(Supplied information Opens)

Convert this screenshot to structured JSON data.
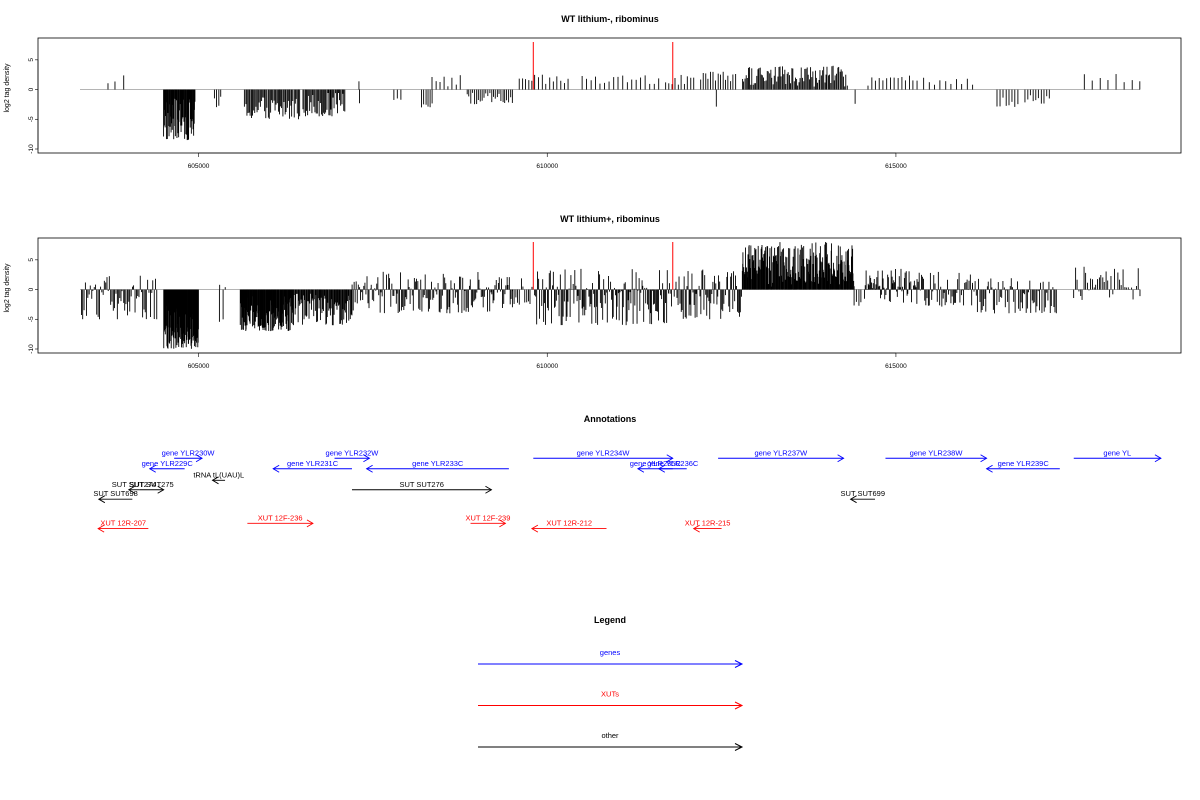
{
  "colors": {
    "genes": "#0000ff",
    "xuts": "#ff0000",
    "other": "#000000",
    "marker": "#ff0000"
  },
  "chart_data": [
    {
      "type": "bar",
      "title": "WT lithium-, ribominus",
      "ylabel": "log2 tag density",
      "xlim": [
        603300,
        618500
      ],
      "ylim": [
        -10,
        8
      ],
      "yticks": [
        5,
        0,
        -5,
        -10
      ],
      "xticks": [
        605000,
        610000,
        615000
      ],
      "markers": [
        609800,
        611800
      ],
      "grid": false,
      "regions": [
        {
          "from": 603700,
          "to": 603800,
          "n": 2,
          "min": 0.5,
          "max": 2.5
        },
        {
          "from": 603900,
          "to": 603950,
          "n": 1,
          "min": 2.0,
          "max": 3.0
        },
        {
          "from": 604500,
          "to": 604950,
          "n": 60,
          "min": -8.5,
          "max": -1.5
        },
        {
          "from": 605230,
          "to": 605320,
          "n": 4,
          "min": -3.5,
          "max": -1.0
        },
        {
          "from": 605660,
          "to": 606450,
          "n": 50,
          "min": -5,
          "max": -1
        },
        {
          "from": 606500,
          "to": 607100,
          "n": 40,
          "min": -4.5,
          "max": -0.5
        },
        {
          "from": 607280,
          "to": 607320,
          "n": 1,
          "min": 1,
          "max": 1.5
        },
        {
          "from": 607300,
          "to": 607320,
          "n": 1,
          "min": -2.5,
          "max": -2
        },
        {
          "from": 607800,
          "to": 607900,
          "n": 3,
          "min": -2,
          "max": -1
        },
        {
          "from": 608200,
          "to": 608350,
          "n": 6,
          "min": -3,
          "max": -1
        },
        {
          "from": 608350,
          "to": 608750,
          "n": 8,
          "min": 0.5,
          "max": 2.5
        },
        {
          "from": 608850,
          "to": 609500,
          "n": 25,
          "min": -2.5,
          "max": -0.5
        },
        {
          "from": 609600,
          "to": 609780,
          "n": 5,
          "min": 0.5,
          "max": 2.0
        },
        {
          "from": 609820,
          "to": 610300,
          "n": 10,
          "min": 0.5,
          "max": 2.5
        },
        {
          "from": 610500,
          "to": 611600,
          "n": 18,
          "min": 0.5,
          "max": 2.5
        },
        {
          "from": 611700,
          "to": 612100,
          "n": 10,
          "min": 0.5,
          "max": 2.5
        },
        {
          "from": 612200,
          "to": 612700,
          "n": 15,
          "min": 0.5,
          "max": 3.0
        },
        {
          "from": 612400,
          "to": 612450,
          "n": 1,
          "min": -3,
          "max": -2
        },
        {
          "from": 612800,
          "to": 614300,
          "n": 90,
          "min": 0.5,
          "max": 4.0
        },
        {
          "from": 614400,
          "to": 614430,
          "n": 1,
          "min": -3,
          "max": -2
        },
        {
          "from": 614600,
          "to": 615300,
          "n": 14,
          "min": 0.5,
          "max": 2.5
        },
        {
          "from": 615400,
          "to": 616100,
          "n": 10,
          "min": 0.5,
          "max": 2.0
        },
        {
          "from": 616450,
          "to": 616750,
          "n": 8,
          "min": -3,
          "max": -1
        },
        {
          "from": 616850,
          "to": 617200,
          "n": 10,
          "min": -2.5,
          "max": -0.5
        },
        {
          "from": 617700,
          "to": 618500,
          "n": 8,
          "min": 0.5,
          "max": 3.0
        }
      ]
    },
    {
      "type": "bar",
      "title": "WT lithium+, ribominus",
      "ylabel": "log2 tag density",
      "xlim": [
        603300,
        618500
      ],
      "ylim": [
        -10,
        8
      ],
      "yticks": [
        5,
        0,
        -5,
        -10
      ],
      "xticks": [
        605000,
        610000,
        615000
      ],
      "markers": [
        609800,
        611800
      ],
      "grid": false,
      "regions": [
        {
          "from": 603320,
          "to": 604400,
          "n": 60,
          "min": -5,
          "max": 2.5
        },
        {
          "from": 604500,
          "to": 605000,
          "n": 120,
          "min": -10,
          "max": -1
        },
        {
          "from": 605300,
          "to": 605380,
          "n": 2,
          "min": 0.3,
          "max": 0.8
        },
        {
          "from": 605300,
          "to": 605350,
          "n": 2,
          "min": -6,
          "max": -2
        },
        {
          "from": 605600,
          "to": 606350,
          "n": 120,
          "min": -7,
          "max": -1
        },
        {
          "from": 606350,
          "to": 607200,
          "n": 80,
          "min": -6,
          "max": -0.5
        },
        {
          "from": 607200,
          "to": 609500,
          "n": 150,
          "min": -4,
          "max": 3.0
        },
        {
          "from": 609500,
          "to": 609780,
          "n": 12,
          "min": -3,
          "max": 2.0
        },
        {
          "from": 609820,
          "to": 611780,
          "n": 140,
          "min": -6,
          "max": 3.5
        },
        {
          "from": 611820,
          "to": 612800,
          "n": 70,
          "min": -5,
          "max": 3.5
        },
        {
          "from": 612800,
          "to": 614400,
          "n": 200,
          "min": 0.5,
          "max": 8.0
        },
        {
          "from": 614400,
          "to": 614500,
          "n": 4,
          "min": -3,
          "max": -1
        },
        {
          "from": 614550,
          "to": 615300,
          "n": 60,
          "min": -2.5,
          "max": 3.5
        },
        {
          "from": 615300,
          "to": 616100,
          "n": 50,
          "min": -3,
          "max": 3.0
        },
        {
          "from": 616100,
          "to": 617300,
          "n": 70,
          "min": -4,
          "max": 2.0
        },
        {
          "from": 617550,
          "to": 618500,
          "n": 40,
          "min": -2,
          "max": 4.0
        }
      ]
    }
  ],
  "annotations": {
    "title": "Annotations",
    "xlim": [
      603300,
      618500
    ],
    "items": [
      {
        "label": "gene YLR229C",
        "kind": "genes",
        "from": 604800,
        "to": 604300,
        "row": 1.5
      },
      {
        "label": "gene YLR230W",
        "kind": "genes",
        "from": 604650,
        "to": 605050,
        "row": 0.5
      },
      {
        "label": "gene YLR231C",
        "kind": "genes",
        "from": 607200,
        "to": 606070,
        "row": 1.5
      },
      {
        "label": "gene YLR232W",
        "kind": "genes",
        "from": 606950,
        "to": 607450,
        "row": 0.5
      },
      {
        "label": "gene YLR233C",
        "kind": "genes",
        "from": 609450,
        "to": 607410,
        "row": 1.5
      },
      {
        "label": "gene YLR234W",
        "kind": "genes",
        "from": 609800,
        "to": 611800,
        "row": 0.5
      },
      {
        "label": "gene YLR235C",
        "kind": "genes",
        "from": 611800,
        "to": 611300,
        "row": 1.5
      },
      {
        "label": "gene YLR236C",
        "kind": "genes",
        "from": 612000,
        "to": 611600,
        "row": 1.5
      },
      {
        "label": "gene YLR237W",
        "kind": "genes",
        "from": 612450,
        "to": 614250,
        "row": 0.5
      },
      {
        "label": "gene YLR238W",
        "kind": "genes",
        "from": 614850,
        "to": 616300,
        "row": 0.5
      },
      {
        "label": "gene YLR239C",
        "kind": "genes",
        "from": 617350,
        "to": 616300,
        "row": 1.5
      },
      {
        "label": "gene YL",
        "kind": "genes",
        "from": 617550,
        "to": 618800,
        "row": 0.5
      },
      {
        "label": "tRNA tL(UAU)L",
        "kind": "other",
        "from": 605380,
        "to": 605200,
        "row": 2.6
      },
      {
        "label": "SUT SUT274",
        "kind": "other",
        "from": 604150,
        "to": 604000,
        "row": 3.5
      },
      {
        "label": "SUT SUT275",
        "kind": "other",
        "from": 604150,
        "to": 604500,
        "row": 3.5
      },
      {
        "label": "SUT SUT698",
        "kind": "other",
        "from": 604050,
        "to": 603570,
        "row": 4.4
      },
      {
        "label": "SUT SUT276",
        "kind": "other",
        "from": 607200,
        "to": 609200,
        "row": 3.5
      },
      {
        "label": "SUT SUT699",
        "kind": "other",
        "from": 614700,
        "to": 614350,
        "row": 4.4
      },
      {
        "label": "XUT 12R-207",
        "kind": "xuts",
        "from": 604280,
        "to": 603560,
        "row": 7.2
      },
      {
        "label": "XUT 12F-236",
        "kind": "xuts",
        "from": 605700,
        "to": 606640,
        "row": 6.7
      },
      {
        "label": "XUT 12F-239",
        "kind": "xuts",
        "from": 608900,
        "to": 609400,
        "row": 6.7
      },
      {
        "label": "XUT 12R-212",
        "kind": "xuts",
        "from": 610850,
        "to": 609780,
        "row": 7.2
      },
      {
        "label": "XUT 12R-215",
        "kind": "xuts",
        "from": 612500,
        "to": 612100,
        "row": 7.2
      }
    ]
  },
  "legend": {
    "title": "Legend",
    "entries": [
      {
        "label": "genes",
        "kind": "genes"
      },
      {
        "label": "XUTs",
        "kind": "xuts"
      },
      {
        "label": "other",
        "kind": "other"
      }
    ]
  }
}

(Supplied information Closes)

### Task to complete
Whichever lines of the material hold the word "title", find and copy them.

### Exercise answer
      "title": "WT lithium-, ribominus",
      "title": "WT lithium+, ribominus",
    "title": "Annotations",
    "title": "Legend",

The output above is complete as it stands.